Problem requirements: Without the images, output each record below as it stands.

Given information:
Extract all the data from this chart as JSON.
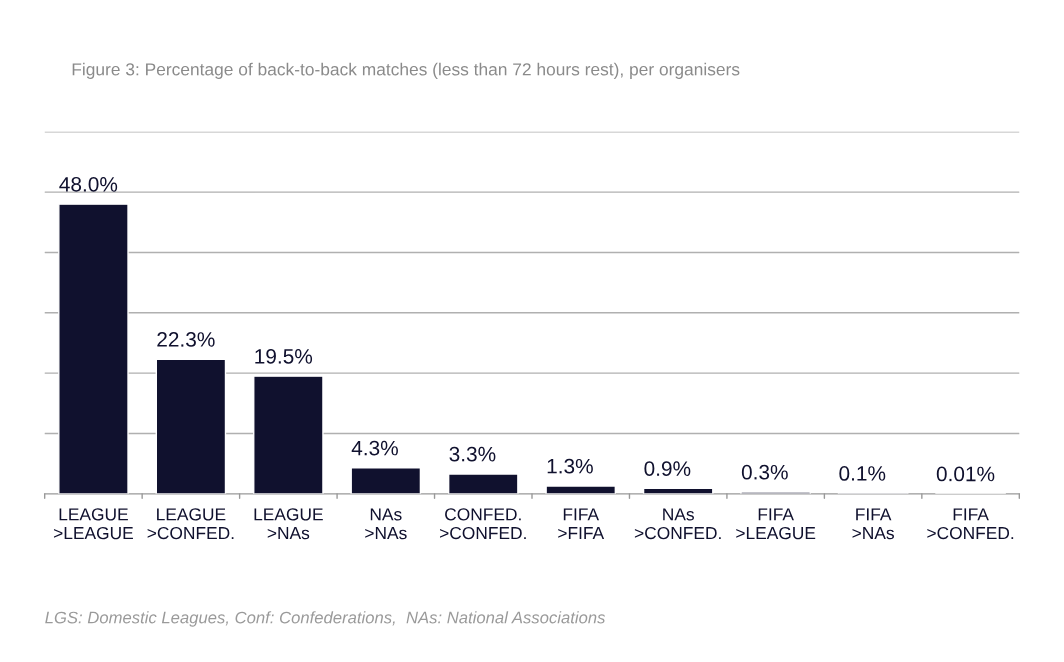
{
  "chart_data": {
    "type": "bar",
    "title": "Figure 3: Percentage of back-to-back matches (less than 72 hours rest), per organisers",
    "categories": [
      "LEAGUE\n>LEAGUE",
      "LEAGUE\n>CONFED.",
      "LEAGUE\n>NAs",
      "NAs\n>NAs",
      "CONFED.\n>CONFED.",
      "FIFA\n>FIFA",
      "NAs\n>CONFED.",
      "FIFA\n>LEAGUE",
      "FIFA\n>NAs",
      "FIFA\n>CONFED."
    ],
    "values": [
      48.0,
      22.3,
      19.5,
      4.3,
      3.3,
      1.3,
      0.9,
      0.3,
      0.1,
      0.01
    ],
    "value_labels": [
      "48.0%",
      "22.3%",
      "19.5%",
      "4.3%",
      "3.3%",
      "1.3%",
      "0.9%",
      "0.3%",
      "0.1%",
      "0.01%"
    ],
    "color": "#10112e",
    "ylim": [
      0,
      60
    ],
    "yticks": [
      {
        "value": 10,
        "label": null
      },
      {
        "value": 20,
        "label": null
      },
      {
        "value": 30,
        "label": null
      },
      {
        "value": 40,
        "label": null
      },
      {
        "value": 50,
        "label": null
      },
      {
        "value": 60,
        "label": null
      }
    ],
    "grid": "y",
    "tick_labels": "x",
    "annotations": [
      "LGS: Domestic Leagues, Conf: Confederations,  NAs: National Associations"
    ]
  }
}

Response to this exercise:
Extract all the data from this chart as JSON.
{
  "chart_data": {
    "type": "bar",
    "title": "Figure 3: Percentage of back-to-back matches (less than 72 hours rest), per organisers",
    "categories": [
      "LEAGUE\n>LEAGUE",
      "LEAGUE\n>CONFED.",
      "LEAGUE\n>NAs",
      "NAs\n>NAs",
      "CONFED.\n>CONFED.",
      "FIFA\n>FIFA",
      "NAs\n>CONFED.",
      "FIFA\n>LEAGUE",
      "FIFA\n>NAs",
      "FIFA\n>CONFED."
    ],
    "values": [
      48.0,
      22.3,
      19.5,
      4.3,
      3.3,
      1.3,
      0.9,
      0.3,
      0.1,
      0.01
    ],
    "value_labels": [
      "48.0%",
      "22.3%",
      "19.5%",
      "4.3%",
      "3.3%",
      "1.3%",
      "0.9%",
      "0.3%",
      "0.1%",
      "0.01%"
    ],
    "color": "#10112e",
    "ylim": [
      0,
      60
    ],
    "yticks": [
      {
        "value": 10,
        "label": null
      },
      {
        "value": 20,
        "label": null
      },
      {
        "value": 30,
        "label": null
      },
      {
        "value": 40,
        "label": null
      },
      {
        "value": 50,
        "label": null
      },
      {
        "value": 60,
        "label": null
      }
    ],
    "grid": "y",
    "tick_labels": "x",
    "annotations": [
      "LGS: Domestic Leagues, Conf: Confederations,  NAs: National Associations"
    ]
  }
}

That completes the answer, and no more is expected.